[TASK PROMPT]: Each line containing the word "Gouverneur" must be reported.

Saved entries
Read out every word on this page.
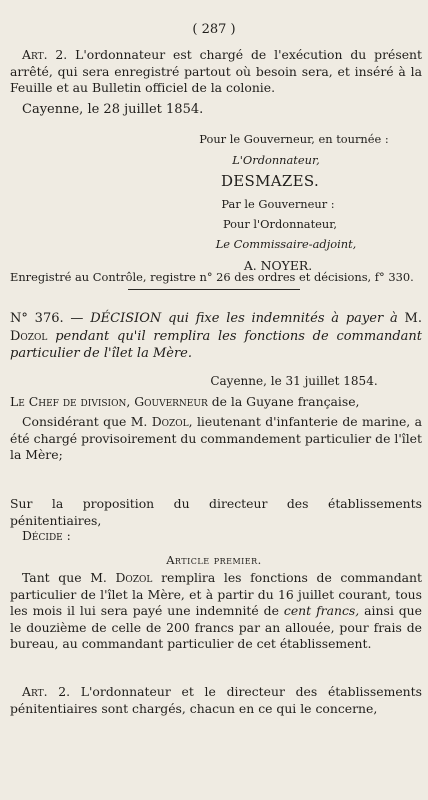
( 287 )
Art. 2. L'ordonnateur est chargé de l'exécution du présent arrêté, qui sera enregistré partout où besoin sera, et inséré à la Feuille et au Bulletin officiel de la colonie.
Cayenne, le 28 juillet 1854.
Pour le Gouverneur, en tournée :
L'Ordonnateur,
DESMAZES.
Par le Gouverneur :
Pour l'Ordonnateur,
Le Commissaire-adjoint,
A. NOYER.
Enregistré au Contrôle, registre n° 26 des ordres et décisions, f° 330.
N° 376. — DÉCISION qui fixe les indemnités à payer à M. Dozol pendant qu'il remplira les fonctions de commandant particulier de l'îlet la Mère.
Cayenne, le 31 juillet 1854.
Le Chef de division, Gouverneur de la Guyane française,
Considérant que M. Dozol, lieutenant d'infanterie de marine, a été chargé provisoirement du commandement particulier de l'îlet la Mère;
Sur la proposition du directeur des établissements pénitentiaires,
Décide :
Article premier.
Tant que M. Dozol remplira les fonctions de commandant particulier de l'îlet la Mère, et à partir du 16 juillet courant, tous les mois il lui sera payé une indemnité de cent francs, ainsi que le douzième de celle de 200 francs par an allouée, pour frais de bureau, au commandant particulier de cet établissement.
Art. 2. L'ordonnateur et le directeur des établissements pénitentiaires sont chargés, chacun en ce qui le concerne,
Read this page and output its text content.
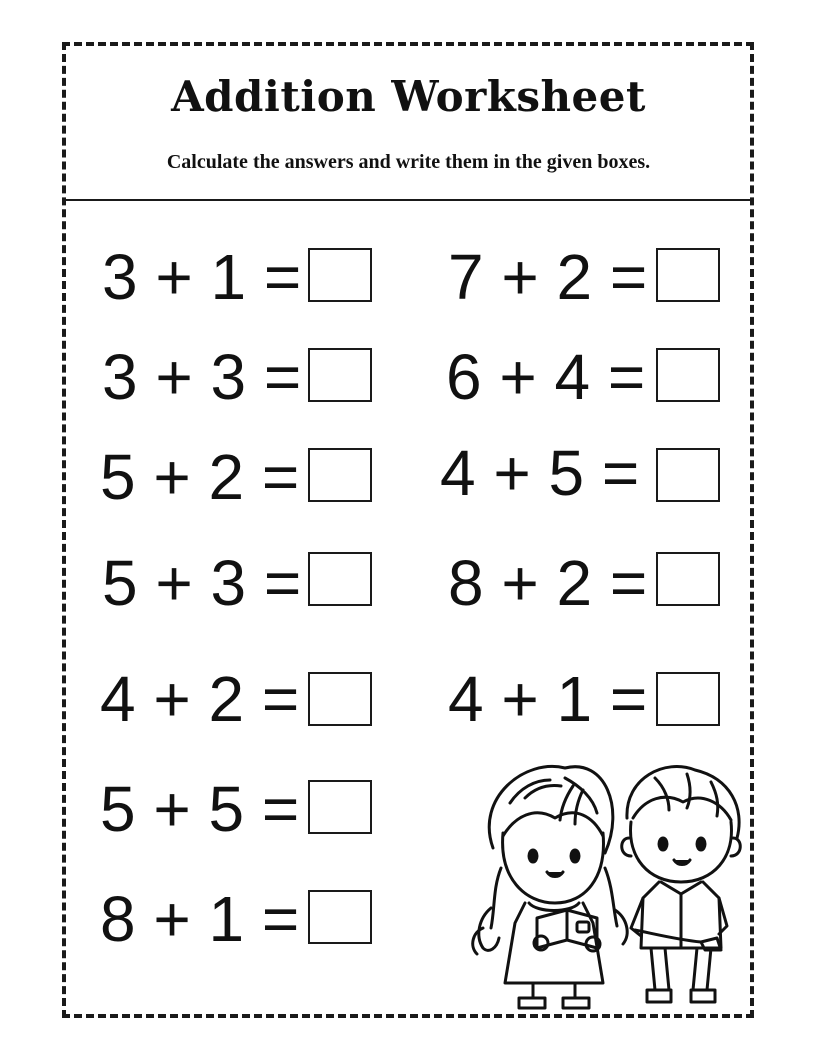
Addition Worksheet

Calculate the answers and write them in the given boxes.

3 + 1 =
3 + 3 =
5 + 2 =
5 + 3 =
4 + 2 =
5 + 5 =
8 + 1 =
7 + 2 =
6 + 4 =
4 + 5 =
8 + 2 =
4 + 1 =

[RESULT]:
Pour le Gouverneur, en tournée :
Par le Gouverneur :
Le Chef de division, Gouverneur de la Guyane française,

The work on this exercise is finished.